┏━━

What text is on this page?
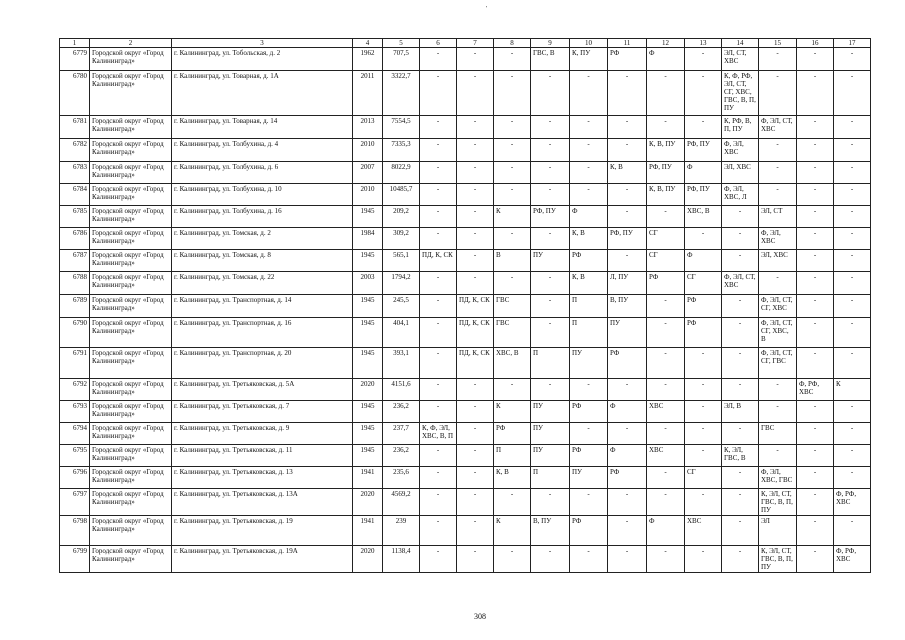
'
1	2	3	4	5	6	7	8	9	10	11	12	13	14	15	16	17
6779	Городской округ «Город Калининград»	г. Калининград, ул. Тобольская, д. 2	1962	707,5	-	-	-	ГВС, В	К, ПУ	РФ	Ф	-	ЭЛ, СТ, ХВС	-	-	-
6780	Городской округ «Город Калининград»	г. Калининград, ул. Товарная, д. 1А	2011	3322,7	-	-	-	-	-	-	-	-	К, Ф, РФ, ЭЛ, СТ, СГ, ХВС, ГВС, В, П, ПУ	-	-	-
6781	Городской округ «Город Калининград»	г. Калининград, ул. Товарная, д. 14	2013	7554,5	-	-	-	-	-	-	-	-	К, РФ, В, П, ПУ	Ф, ЭЛ, СТ, ХВС	-	-
6782	Городской округ «Город Калининград»	г. Калининград, ул. Толбухина, д. 4	2010	7335,3	-	-	-	-	-	-	К, В, ПУ	РФ, ПУ	Ф, ЭЛ, ХВС	-	-	-
6783	Городской округ «Город Калининград»	г. Калининград, ул. Толбухина, д. 6	2007	8022,9	-	-	-	-	-	К, В	РФ, ПУ	Ф	ЭЛ, ХВС	-	-	-
6784	Городской округ «Город Калининград»	г. Калининград, ул. Толбухина, д. 10	2010	10485,7	-	-	-	-	-	-	К, В, ПУ	РФ, ПУ	Ф, ЭЛ, ХВС, Л	-	-	-
6785	Городской округ «Город Калининград»	г. Калининград, ул. Толбухина, д. 16	1945	209,2	-	-	К	РФ, ПУ	Ф	-	-	ХВС, В	-	ЭЛ, СТ	-	-
6786	Городской округ «Город Калининград»	г. Калининград, ул. Томская, д. 2	1984	309,2	-	-	-	-	К, В	РФ, ПУ	СГ	-	-	Ф, ЭЛ, ХВС	-	-
6787	Городской округ «Город Калининград»	г. Калининград, ул. Томская, д. 8	1945	565,1	ПД, К, СК	-	В	ПУ	РФ	-	СГ	Ф	-	ЭЛ, ХВС	-	-
6788	Городской округ «Город Калининград»	г. Калининград, ул. Томская, д. 22	2003	1794,2	-	-	-	-	К, В	Л, ПУ	РФ	СГ	Ф, ЭЛ, СТ, ХВС	-	-	-
6789	Городской округ «Город Калининград»	г. Калининград, ул. Транспортная, д. 14	1945	245,5	-	ПД, К, СК	ГВС	-	П	В, ПУ	-	РФ	-	Ф, ЭЛ, СТ, СГ, ХВС	-	-
6790	Городской округ «Город Калининград»	г. Калининград, ул. Транспортная, д. 16	1945	404,1	-	ПД, К, СК	ГВС	-	П	ПУ	-	РФ	-	Ф, ЭЛ, СТ, СГ, ХВС, В	-	-
6791	Городской округ «Город Калининград»	г. Калининград, ул. Транспортная, д. 20	1945	393,1	-	ПД, К, СК	ХВС, В	П	ПУ	РФ	-	-	-	Ф, ЭЛ, СТ, СГ, ГВС	-	-
6792	Городской округ «Город Калининград»	г. Калининград, ул. Третьяковская, д. 5А	2020	4151,6	-	-	-	-	-	-	-	-	-	-	Ф, РФ, ХВС	К
6793	Городской округ «Город Калининград»	г. Калининград, ул. Третьяковская, д. 7	1945	236,2	-	-	К	ПУ	РФ	Ф	ХВС	-	ЭЛ, В	-	-	-
6794	Городской округ «Город Калининград»	г. Калининград, ул. Третьяковская, д. 9	1945	237,7	К, Ф, ЭЛ, ХВС, В, П	-	РФ	ПУ	-	-	-	-	-	ГВС	-	-
6795	Городской округ «Город Калининград»	г. Калининград, ул. Третьяковская, д. 11	1945	236,2	-	-	П	ПУ	РФ	Ф	ХВС	-	К, ЭЛ, ГВС, В	-	-	-
6796	Городской округ «Город Калининград»	г. Калининград, ул. Третьяковская, д. 13	1941	235,6	-	-	К, В	П	ПУ	РФ	-	СГ	-	Ф, ЭЛ, ХВС, ГВС	-	-
6797	Городской округ «Город Калининград»	г. Калининград, ул. Третьяковская, д. 13А	2020	4569,2	-	-	-	-	-	-	-	-	-	К, ЭЛ, СТ, ГВС, В, П, ПУ	-	Ф, РФ, ХВС
6798	Городской округ «Город Калининград»	г. Калининград, ул. Третьяковская, д. 19	1941	239	-	-	К	В, ПУ	РФ	-	Ф	ХВС	-	ЭЛ	-	-
6799	Городской округ «Город Калининград»	г. Калининград, ул. Третьяковская, д. 19А	2020	1138,4	-	-	-	-	-	-	-	-	-	К, ЭЛ, СТ, ГВС, В, П, ПУ	-	Ф, РФ, ХВС
308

┗━━

Exercise description:
Repeat verbatim all the material, but not the pictures.

Written answer:
What text is on this page?
'
1	2	3	4	5	6	7	8	9	10	11	12	13	14	15	16	17
6779	Городской округ «Город Калининград»	г. Калининград, ул. Тобольская, д. 2	1962	707,5	-	-	-	ГВС, В	К, ПУ	РФ	Ф	-	ЭЛ, СТ, ХВС	-	-	-
6780	Городской округ «Город Калининград»	г. Калининград, ул. Товарная, д. 1А	2011	3322,7	-	-	-	-	-	-	-	-	К, Ф, РФ, ЭЛ, СТ, СГ, ХВС, ГВС, В, П, ПУ	-	-	-
6781	Городской округ «Город Калининград»	г. Калининград, ул. Товарная, д. 14	2013	7554,5	-	-	-	-	-	-	-	-	К, РФ, В, П, ПУ	Ф, ЭЛ, СТ, ХВС	-	-
6782	Городской округ «Город Калининград»	г. Калининград, ул. Толбухина, д. 4	2010	7335,3	-	-	-	-	-	-	К, В, ПУ	РФ, ПУ	Ф, ЭЛ, ХВС	-	-	-
6783	Городской округ «Город Калининград»	г. Калининград, ул. Толбухина, д. 6	2007	8022,9	-	-	-	-	-	К, В	РФ, ПУ	Ф	ЭЛ, ХВС	-	-	-
6784	Городской округ «Город Калининград»	г. Калининград, ул. Толбухина, д. 10	2010	10485,7	-	-	-	-	-	-	К, В, ПУ	РФ, ПУ	Ф, ЭЛ, ХВС, Л	-	-	-
6785	Городской округ «Город Калининград»	г. Калининград, ул. Толбухина, д. 16	1945	209,2	-	-	К	РФ, ПУ	Ф	-	-	ХВС, В	-	ЭЛ, СТ	-	-
6786	Городской округ «Город Калининград»	г. Калининград, ул. Томская, д. 2	1984	309,2	-	-	-	-	К, В	РФ, ПУ	СГ	-	-	Ф, ЭЛ, ХВС	-	-
6787	Городской округ «Город Калининград»	г. Калининград, ул. Томская, д. 8	1945	565,1	ПД, К, СК	-	В	ПУ	РФ	-	СГ	Ф	-	ЭЛ, ХВС	-	-
6788	Городской округ «Город Калининград»	г. Калининград, ул. Томская, д. 22	2003	1794,2	-	-	-	-	К, В	Л, ПУ	РФ	СГ	Ф, ЭЛ, СТ, ХВС	-	-	-
6789	Городской округ «Город Калининград»	г. Калининград, ул. Транспортная, д. 14	1945	245,5	-	ПД, К, СК	ГВС	-	П	В, ПУ	-	РФ	-	Ф, ЭЛ, СТ, СГ, ХВС	-	-
6790	Городской округ «Город Калининград»	г. Калининград, ул. Транспортная, д. 16	1945	404,1	-	ПД, К, СК	ГВС	-	П	ПУ	-	РФ	-	Ф, ЭЛ, СТ, СГ, ХВС, В	-	-
6791	Городской округ «Город Калининград»	г. Калининград, ул. Транспортная, д. 20	1945	393,1	-	ПД, К, СК	ХВС, В	П	ПУ	РФ	-	-	-	Ф, ЭЛ, СТ, СГ, ГВС	-	-
6792	Городской округ «Город Калининград»	г. Калининград, ул. Третьяковская, д. 5А	2020	4151,6	-	-	-	-	-	-	-	-	-	-	Ф, РФ, ХВС	К
6793	Городской округ «Город Калининград»	г. Калининград, ул. Третьяковская, д. 7	1945	236,2	-	-	К	ПУ	РФ	Ф	ХВС	-	ЭЛ, В	-	-	-
6794	Городской округ «Город Калининград»	г. Калининград, ул. Третьяковская, д. 9	1945	237,7	К, Ф, ЭЛ, ХВС, В, П	-	РФ	ПУ	-	-	-	-	-	ГВС	-	-
6795	Городской округ «Город Калининград»	г. Калининград, ул. Третьяковская, д. 11	1945	236,2	-	-	П	ПУ	РФ	Ф	ХВС	-	К, ЭЛ, ГВС, В	-	-	-
6796	Городской округ «Город Калининград»	г. Калининград, ул. Третьяковская, д. 13	1941	235,6	-	-	К, В	П	ПУ	РФ	-	СГ	-	Ф, ЭЛ, ХВС, ГВС	-	-
6797	Городской округ «Город Калининград»	г. Калининград, ул. Третьяковская, д. 13А	2020	4569,2	-	-	-	-	-	-	-	-	-	К, ЭЛ, СТ, ГВС, В, П, ПУ	-	Ф, РФ, ХВС
6798	Городской округ «Город Калининград»	г. Калининград, ул. Третьяковская, д. 19	1941	239	-	-	К	В, ПУ	РФ	-	Ф	ХВС	-	ЭЛ	-	-
6799	Городской округ «Город Калининград»	г. Калининград, ул. Третьяковская, д. 19А	2020	1138,4	-	-	-	-	-	-	-	-	-	К, ЭЛ, СТ, ГВС, В, П, ПУ	-	Ф, РФ, ХВС
308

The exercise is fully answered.